(Stored records)
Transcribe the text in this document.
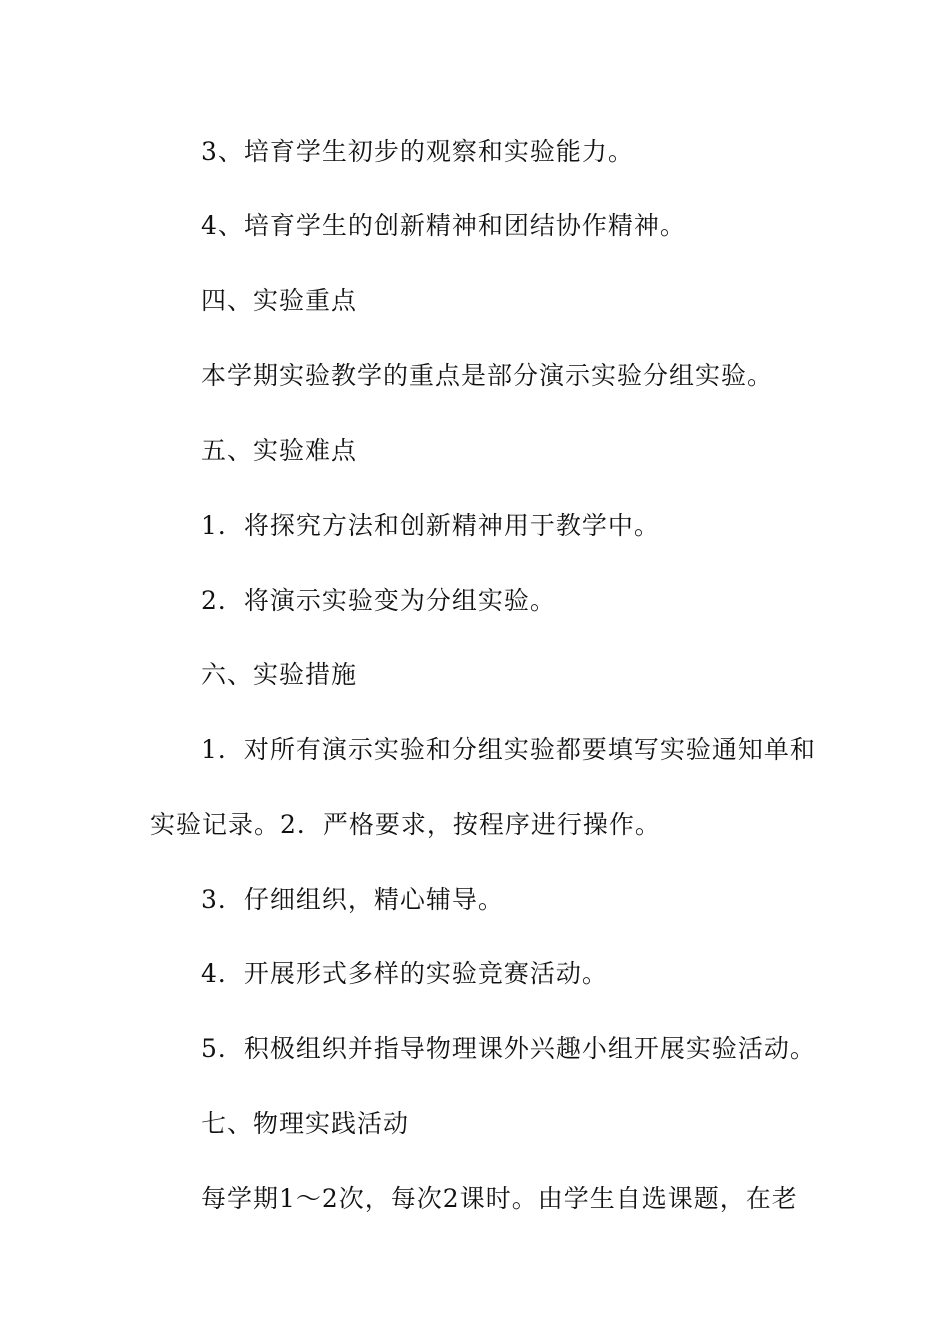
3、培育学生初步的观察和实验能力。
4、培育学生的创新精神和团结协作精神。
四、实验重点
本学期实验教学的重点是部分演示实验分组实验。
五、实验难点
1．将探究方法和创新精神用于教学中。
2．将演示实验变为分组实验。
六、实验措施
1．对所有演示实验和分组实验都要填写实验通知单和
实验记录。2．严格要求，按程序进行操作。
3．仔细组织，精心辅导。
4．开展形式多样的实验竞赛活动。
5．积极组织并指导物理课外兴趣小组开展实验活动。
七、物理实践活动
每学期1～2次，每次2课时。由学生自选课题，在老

*Do this*
All the material shown above is to be copied exactly, with no pictures carried over.

*Expected answer*
Transcribe the text in this document.
3、培育学生初步的观察和实验能力。
4、培育学生的创新精神和团结协作精神。
四、实验重点
本学期实验教学的重点是部分演示实验分组实验。
五、实验难点
1．将探究方法和创新精神用于教学中。
2．将演示实验变为分组实验。
六、实验措施
1．对所有演示实验和分组实验都要填写实验通知单和
实验记录。2．严格要求，按程序进行操作。
3．仔细组织，精心辅导。
4．开展形式多样的实验竞赛活动。
5．积极组织并指导物理课外兴趣小组开展实验活动。
七、物理实践活动
每学期1～2次，每次2课时。由学生自选课题，在老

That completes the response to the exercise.